■ WHAT NEEDS TO BE DONE:
Write out all of the entries exactly, please.

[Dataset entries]
--
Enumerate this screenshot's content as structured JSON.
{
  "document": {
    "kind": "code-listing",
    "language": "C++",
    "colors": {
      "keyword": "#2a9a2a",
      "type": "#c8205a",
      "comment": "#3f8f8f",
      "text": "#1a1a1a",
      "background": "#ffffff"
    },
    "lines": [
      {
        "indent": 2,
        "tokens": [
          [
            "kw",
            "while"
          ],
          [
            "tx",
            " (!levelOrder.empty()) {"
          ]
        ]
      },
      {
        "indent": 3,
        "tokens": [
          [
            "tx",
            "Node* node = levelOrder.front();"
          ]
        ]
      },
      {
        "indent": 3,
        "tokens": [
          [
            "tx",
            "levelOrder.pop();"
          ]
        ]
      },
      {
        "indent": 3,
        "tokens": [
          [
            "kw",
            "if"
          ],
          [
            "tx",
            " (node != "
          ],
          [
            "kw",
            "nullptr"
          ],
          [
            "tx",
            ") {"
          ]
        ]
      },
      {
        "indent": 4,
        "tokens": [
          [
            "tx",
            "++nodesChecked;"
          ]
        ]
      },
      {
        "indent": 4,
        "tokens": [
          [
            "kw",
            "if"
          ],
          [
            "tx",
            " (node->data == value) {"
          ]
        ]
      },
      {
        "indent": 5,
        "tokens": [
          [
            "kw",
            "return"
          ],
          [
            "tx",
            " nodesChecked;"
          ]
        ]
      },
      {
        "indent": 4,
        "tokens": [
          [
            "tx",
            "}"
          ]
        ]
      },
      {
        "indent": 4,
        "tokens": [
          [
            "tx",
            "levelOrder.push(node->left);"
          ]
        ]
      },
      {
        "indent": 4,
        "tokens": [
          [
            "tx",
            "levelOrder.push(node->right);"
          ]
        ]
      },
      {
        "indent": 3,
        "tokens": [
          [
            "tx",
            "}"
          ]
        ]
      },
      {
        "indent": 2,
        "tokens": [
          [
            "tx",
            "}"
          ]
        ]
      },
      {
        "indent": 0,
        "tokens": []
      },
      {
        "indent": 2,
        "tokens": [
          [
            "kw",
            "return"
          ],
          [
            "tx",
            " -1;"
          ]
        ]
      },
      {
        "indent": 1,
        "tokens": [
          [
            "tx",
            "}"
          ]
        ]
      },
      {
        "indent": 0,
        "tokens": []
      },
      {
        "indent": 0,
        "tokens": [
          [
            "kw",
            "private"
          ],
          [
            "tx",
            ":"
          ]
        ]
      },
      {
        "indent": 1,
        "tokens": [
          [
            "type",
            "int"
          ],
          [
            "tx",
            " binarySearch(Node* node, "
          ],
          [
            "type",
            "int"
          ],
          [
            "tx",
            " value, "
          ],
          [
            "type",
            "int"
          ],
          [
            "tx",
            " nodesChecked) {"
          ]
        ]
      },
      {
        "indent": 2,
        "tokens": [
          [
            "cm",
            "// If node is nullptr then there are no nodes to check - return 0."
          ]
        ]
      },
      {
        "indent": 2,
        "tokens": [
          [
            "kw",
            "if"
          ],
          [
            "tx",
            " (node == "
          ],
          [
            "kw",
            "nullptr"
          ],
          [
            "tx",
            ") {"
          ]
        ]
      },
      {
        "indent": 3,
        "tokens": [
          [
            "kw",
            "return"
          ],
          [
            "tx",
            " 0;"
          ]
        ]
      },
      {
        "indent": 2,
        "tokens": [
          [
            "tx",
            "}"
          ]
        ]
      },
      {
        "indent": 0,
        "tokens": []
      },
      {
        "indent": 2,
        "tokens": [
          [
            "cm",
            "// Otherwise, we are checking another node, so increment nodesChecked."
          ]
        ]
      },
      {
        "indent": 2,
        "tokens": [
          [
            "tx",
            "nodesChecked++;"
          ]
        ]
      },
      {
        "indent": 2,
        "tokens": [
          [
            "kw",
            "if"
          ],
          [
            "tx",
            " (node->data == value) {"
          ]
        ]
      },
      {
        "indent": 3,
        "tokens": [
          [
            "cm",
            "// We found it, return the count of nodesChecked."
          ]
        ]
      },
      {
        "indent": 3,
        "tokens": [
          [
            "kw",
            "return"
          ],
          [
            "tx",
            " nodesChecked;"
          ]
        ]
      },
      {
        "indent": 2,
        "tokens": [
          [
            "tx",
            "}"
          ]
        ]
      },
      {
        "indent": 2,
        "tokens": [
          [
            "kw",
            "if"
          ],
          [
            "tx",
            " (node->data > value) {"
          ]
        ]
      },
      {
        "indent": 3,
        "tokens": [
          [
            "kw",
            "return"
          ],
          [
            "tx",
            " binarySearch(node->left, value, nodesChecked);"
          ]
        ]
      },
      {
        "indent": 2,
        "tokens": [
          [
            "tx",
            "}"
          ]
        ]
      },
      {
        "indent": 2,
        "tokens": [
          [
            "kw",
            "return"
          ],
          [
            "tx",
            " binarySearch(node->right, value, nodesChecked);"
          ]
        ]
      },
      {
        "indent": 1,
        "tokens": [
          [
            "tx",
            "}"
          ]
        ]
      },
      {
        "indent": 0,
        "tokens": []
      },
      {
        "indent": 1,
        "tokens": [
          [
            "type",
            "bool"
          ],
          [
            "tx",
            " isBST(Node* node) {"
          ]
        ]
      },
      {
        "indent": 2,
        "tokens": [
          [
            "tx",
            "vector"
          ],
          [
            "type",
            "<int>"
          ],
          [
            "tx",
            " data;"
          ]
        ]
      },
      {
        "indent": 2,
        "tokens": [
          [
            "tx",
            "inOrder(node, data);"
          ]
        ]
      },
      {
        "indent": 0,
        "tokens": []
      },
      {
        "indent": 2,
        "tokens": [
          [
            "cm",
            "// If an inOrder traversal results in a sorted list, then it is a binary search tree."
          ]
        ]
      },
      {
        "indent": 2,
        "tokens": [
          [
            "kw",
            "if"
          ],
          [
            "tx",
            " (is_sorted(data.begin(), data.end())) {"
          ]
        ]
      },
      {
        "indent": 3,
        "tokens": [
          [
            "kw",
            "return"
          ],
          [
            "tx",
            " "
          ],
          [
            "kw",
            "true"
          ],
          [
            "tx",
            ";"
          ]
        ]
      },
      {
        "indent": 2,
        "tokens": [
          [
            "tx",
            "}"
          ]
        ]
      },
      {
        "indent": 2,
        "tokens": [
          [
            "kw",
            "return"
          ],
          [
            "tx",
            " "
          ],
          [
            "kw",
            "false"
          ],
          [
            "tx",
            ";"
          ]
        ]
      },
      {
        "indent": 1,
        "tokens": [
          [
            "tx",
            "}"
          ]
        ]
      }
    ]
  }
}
--
■ SOLUTION TO THE EXERCISE:
Enumerate this screenshot's content as structured JSON.
{
  "document": {
    "kind": "code-listing",
    "language": "C++",
    "colors": {
      "keyword": "#2a9a2a",
      "type": "#c8205a",
      "comment": "#3f8f8f",
      "text": "#1a1a1a",
      "background": "#ffffff"
    },
    "lines": [
      {
        "indent": 2,
        "tokens": [
          [
            "kw",
            "while"
          ],
          [
            "tx",
            " (!levelOrder.empty()) {"
          ]
        ]
      },
      {
        "indent": 3,
        "tokens": [
          [
            "tx",
            "Node* node = levelOrder.front();"
          ]
        ]
      },
      {
        "indent": 3,
        "tokens": [
          [
            "tx",
            "levelOrder.pop();"
          ]
        ]
      },
      {
        "indent": 3,
        "tokens": [
          [
            "kw",
            "if"
          ],
          [
            "tx",
            " (node != "
          ],
          [
            "kw",
            "nullptr"
          ],
          [
            "tx",
            ") {"
          ]
        ]
      },
      {
        "indent": 4,
        "tokens": [
          [
            "tx",
            "++nodesChecked;"
          ]
        ]
      },
      {
        "indent": 4,
        "tokens": [
          [
            "kw",
            "if"
          ],
          [
            "tx",
            " (node->data == value) {"
          ]
        ]
      },
      {
        "indent": 5,
        "tokens": [
          [
            "kw",
            "return"
          ],
          [
            "tx",
            " nodesChecked;"
          ]
        ]
      },
      {
        "indent": 4,
        "tokens": [
          [
            "tx",
            "}"
          ]
        ]
      },
      {
        "indent": 4,
        "tokens": [
          [
            "tx",
            "levelOrder.push(node->left);"
          ]
        ]
      },
      {
        "indent": 4,
        "tokens": [
          [
            "tx",
            "levelOrder.push(node->right);"
          ]
        ]
      },
      {
        "indent": 3,
        "tokens": [
          [
            "tx",
            "}"
          ]
        ]
      },
      {
        "indent": 2,
        "tokens": [
          [
            "tx",
            "}"
          ]
        ]
      },
      {
        "indent": 0,
        "tokens": []
      },
      {
        "indent": 2,
        "tokens": [
          [
            "kw",
            "return"
          ],
          [
            "tx",
            " -1;"
          ]
        ]
      },
      {
        "indent": 1,
        "tokens": [
          [
            "tx",
            "}"
          ]
        ]
      },
      {
        "indent": 0,
        "tokens": []
      },
      {
        "indent": 0,
        "tokens": [
          [
            "kw",
            "private"
          ],
          [
            "tx",
            ":"
          ]
        ]
      },
      {
        "indent": 1,
        "tokens": [
          [
            "type",
            "int"
          ],
          [
            "tx",
            " binarySearch(Node* node, "
          ],
          [
            "type",
            "int"
          ],
          [
            "tx",
            " value, "
          ],
          [
            "type",
            "int"
          ],
          [
            "tx",
            " nodesChecked) {"
          ]
        ]
      },
      {
        "indent": 2,
        "tokens": [
          [
            "cm",
            "// If node is nullptr then there are no nodes to check - return 0."
          ]
        ]
      },
      {
        "indent": 2,
        "tokens": [
          [
            "kw",
            "if"
          ],
          [
            "tx",
            " (node == "
          ],
          [
            "kw",
            "nullptr"
          ],
          [
            "tx",
            ") {"
          ]
        ]
      },
      {
        "indent": 3,
        "tokens": [
          [
            "kw",
            "return"
          ],
          [
            "tx",
            " 0;"
          ]
        ]
      },
      {
        "indent": 2,
        "tokens": [
          [
            "tx",
            "}"
          ]
        ]
      },
      {
        "indent": 0,
        "tokens": []
      },
      {
        "indent": 2,
        "tokens": [
          [
            "cm",
            "// Otherwise, we are checking another node, so increment nodesChecked."
          ]
        ]
      },
      {
        "indent": 2,
        "tokens": [
          [
            "tx",
            "nodesChecked++;"
          ]
        ]
      },
      {
        "indent": 2,
        "tokens": [
          [
            "kw",
            "if"
          ],
          [
            "tx",
            " (node->data == value) {"
          ]
        ]
      },
      {
        "indent": 3,
        "tokens": [
          [
            "cm",
            "// We found it, return the count of nodesChecked."
          ]
        ]
      },
      {
        "indent": 3,
        "tokens": [
          [
            "kw",
            "return"
          ],
          [
            "tx",
            " nodesChecked;"
          ]
        ]
      },
      {
        "indent": 2,
        "tokens": [
          [
            "tx",
            "}"
          ]
        ]
      },
      {
        "indent": 2,
        "tokens": [
          [
            "kw",
            "if"
          ],
          [
            "tx",
            " (node->data > value) {"
          ]
        ]
      },
      {
        "indent": 3,
        "tokens": [
          [
            "kw",
            "return"
          ],
          [
            "tx",
            " binarySearch(node->left, value, nodesChecked);"
          ]
        ]
      },
      {
        "indent": 2,
        "tokens": [
          [
            "tx",
            "}"
          ]
        ]
      },
      {
        "indent": 2,
        "tokens": [
          [
            "kw",
            "return"
          ],
          [
            "tx",
            " binarySearch(node->right, value, nodesChecked);"
          ]
        ]
      },
      {
        "indent": 1,
        "tokens": [
          [
            "tx",
            "}"
          ]
        ]
      },
      {
        "indent": 0,
        "tokens": []
      },
      {
        "indent": 1,
        "tokens": [
          [
            "type",
            "bool"
          ],
          [
            "tx",
            " isBST(Node* node) {"
          ]
        ]
      },
      {
        "indent": 2,
        "tokens": [
          [
            "tx",
            "vector"
          ],
          [
            "type",
            "<int>"
          ],
          [
            "tx",
            " data;"
          ]
        ]
      },
      {
        "indent": 2,
        "tokens": [
          [
            "tx",
            "inOrder(node, data);"
          ]
        ]
      },
      {
        "indent": 0,
        "tokens": []
      },
      {
        "indent": 2,
        "tokens": [
          [
            "cm",
            "// If an inOrder traversal results in a sorted list, then it is a binary search tree."
          ]
        ]
      },
      {
        "indent": 2,
        "tokens": [
          [
            "kw",
            "if"
          ],
          [
            "tx",
            " (is_sorted(data.begin(), data.end())) {"
          ]
        ]
      },
      {
        "indent": 3,
        "tokens": [
          [
            "kw",
            "return"
          ],
          [
            "tx",
            " "
          ],
          [
            "kw",
            "true"
          ],
          [
            "tx",
            ";"
          ]
        ]
      },
      {
        "indent": 2,
        "tokens": [
          [
            "tx",
            "}"
          ]
        ]
      },
      {
        "indent": 2,
        "tokens": [
          [
            "kw",
            "return"
          ],
          [
            "tx",
            " "
          ],
          [
            "kw",
            "false"
          ],
          [
            "tx",
            ";"
          ]
        ]
      },
      {
        "indent": 1,
        "tokens": [
          [
            "tx",
            "}"
          ]
        ]
      }
    ]
  }
}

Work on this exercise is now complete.